Every line below that holds the string "ratio" should be copied out.

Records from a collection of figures
****************************************

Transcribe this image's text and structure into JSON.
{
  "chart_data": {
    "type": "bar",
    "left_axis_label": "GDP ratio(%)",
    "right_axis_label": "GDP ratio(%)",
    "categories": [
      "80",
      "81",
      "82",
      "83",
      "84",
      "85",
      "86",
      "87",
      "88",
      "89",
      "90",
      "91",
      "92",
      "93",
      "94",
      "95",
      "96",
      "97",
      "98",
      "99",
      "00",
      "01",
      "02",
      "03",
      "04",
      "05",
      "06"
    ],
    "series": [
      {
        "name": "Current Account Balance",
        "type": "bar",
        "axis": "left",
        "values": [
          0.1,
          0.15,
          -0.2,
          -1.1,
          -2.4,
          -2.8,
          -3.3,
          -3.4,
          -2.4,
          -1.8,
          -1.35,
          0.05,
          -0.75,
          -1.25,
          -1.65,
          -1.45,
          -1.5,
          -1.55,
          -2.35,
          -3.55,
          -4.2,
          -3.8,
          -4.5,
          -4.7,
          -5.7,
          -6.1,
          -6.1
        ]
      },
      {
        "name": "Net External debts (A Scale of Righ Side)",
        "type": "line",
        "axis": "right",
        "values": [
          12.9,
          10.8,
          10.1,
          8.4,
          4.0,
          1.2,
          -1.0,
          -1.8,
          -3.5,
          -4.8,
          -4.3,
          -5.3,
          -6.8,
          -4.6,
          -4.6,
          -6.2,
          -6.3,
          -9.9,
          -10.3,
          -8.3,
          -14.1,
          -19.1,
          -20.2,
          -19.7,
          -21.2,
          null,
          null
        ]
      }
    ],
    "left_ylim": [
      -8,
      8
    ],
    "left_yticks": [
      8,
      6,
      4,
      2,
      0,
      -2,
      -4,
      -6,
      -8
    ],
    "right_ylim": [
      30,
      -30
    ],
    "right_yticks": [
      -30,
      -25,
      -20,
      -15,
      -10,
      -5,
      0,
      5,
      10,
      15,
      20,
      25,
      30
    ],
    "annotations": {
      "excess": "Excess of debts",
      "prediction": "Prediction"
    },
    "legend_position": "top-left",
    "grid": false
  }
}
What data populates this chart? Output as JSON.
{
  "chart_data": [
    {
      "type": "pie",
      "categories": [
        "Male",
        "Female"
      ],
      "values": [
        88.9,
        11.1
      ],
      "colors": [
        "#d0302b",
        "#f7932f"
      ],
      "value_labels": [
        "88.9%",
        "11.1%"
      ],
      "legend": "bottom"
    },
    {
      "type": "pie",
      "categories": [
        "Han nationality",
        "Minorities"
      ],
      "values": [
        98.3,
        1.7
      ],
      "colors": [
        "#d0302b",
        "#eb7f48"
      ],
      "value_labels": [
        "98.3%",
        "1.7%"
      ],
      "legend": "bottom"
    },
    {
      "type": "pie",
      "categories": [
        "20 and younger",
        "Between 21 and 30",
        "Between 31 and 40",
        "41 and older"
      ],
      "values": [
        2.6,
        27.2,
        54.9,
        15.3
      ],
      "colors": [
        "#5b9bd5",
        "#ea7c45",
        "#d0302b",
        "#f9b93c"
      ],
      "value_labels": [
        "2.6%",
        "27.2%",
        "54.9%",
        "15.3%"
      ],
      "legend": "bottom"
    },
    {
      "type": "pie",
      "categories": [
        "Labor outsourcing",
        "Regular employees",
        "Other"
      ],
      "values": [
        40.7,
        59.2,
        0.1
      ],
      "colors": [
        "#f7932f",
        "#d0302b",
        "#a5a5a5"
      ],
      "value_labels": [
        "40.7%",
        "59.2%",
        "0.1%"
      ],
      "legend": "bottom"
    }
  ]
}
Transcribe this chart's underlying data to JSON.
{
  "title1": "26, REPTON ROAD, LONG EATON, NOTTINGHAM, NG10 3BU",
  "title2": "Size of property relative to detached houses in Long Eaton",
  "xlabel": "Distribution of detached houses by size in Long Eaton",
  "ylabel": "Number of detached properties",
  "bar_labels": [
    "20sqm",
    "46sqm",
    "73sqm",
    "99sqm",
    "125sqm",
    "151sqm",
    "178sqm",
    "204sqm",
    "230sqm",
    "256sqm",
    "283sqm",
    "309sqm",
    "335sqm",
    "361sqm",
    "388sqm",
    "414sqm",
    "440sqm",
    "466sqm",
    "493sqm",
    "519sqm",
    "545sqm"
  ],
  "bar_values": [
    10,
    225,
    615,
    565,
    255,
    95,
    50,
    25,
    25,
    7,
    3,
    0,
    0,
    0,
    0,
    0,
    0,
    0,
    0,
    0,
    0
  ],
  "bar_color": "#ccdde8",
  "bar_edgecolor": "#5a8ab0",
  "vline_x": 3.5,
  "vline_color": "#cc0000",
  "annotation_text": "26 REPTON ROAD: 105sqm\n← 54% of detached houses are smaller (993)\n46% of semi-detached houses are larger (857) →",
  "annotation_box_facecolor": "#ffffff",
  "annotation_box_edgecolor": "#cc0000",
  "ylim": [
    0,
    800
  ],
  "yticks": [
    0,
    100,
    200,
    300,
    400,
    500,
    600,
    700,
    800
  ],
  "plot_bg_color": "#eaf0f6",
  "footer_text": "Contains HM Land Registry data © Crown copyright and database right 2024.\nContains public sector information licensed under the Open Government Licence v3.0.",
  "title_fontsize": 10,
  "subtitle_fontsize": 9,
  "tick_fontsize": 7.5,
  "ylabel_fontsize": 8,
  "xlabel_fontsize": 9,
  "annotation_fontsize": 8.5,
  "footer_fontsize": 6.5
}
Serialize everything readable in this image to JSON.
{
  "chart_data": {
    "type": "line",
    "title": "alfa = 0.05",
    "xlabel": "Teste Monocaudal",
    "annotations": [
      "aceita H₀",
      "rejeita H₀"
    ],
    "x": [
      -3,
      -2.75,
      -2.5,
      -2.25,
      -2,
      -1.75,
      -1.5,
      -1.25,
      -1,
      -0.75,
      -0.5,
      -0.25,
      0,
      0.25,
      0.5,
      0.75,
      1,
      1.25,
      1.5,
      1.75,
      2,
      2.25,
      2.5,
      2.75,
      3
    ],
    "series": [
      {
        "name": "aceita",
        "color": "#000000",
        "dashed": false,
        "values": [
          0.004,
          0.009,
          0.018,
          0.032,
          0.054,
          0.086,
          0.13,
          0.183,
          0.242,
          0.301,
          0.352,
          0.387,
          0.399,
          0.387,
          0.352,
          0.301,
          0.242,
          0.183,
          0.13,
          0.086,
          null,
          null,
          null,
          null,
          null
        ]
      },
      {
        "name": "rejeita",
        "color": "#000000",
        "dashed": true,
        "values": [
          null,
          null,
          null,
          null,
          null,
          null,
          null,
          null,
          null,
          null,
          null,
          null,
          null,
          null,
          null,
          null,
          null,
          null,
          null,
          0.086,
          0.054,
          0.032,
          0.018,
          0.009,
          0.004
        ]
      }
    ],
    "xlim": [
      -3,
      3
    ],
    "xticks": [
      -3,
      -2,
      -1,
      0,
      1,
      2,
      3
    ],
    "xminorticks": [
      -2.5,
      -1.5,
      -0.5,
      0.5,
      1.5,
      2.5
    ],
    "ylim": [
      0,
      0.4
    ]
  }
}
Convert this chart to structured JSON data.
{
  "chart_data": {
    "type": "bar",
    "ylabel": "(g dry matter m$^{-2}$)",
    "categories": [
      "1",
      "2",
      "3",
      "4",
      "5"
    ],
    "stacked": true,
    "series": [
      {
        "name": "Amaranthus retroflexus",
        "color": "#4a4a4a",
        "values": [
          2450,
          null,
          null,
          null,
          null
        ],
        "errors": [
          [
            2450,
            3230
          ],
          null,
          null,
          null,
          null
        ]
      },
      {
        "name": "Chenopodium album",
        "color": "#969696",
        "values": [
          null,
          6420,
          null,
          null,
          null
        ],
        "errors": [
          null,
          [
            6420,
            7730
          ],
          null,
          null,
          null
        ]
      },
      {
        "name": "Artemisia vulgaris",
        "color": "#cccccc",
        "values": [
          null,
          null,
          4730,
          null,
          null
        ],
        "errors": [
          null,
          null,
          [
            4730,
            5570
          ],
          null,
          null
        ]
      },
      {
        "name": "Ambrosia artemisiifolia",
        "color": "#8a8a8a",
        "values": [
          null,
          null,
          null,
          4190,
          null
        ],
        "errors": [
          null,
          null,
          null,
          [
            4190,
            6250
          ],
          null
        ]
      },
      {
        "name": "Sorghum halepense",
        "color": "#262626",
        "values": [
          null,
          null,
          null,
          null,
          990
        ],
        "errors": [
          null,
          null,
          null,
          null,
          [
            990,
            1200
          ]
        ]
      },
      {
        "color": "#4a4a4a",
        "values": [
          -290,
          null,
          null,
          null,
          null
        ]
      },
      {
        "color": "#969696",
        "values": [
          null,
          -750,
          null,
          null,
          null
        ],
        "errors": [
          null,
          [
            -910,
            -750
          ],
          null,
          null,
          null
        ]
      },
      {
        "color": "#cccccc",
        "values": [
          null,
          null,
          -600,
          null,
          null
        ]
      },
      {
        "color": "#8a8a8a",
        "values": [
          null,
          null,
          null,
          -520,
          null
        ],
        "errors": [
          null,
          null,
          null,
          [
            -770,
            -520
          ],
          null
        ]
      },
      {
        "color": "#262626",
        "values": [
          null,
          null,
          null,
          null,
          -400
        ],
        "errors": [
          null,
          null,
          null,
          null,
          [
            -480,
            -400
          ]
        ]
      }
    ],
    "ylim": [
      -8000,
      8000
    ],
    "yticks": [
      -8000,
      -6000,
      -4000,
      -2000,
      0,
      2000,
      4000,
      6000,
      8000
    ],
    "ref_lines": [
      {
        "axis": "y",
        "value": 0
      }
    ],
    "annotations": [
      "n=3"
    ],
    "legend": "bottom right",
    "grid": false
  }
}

****************************************

§ Reply to the task:
    "left_axis_label": "GDP ratio(%)",
    "right_axis_label": "GDP ratio(%)",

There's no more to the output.